• **The task**
Output each entry that follows exactly. Images stay out.

===== Data to use =====

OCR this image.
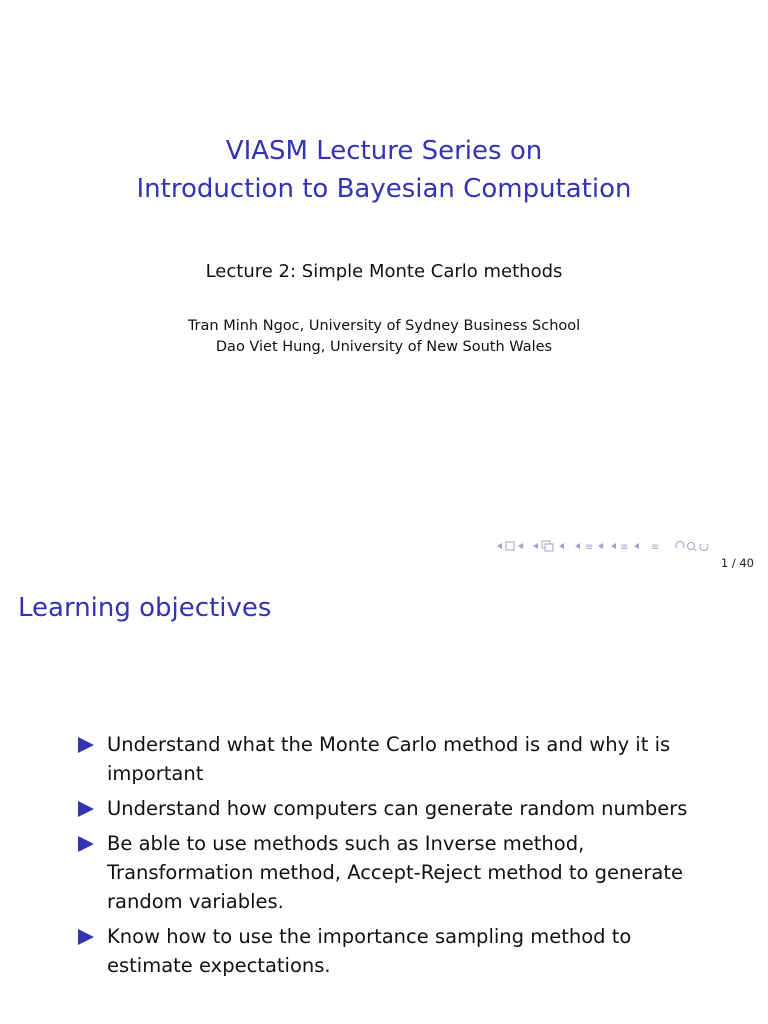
VIASM Lecture Series on
Introduction to Bayesian Computation
Lecture 2: Simple Monte Carlo methods
Tran Minh Ngoc, University of Sydney Business School
Dao Viet Hung, University of New South Wales
≡	≡ ≡
1 / 40
Learning objectives
Understand what the Monte Carlo method is and why it is important
Understand how computers can generate random numbers
Be able to use methods such as Inverse method, Transformation method, Accept-Reject method to generate random variables.
Know how to use the importance sampling method to estimate expectations.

=====

• **Full output**
OCR this image.
VIASM Lecture Series on
Introduction to Bayesian Computation
Lecture 2: Simple Monte Carlo methods
Tran Minh Ngoc, University of Sydney Business School
Dao Viet Hung, University of New South Wales
≡	≡ ≡
1 / 40
Learning objectives
Understand what the Monte Carlo method is and why it is important
Understand how computers can generate random numbers
Be able to use methods such as Inverse method, Transformation method, Accept-Reject method to generate random variables.
Know how to use the importance sampling method to estimate expectations.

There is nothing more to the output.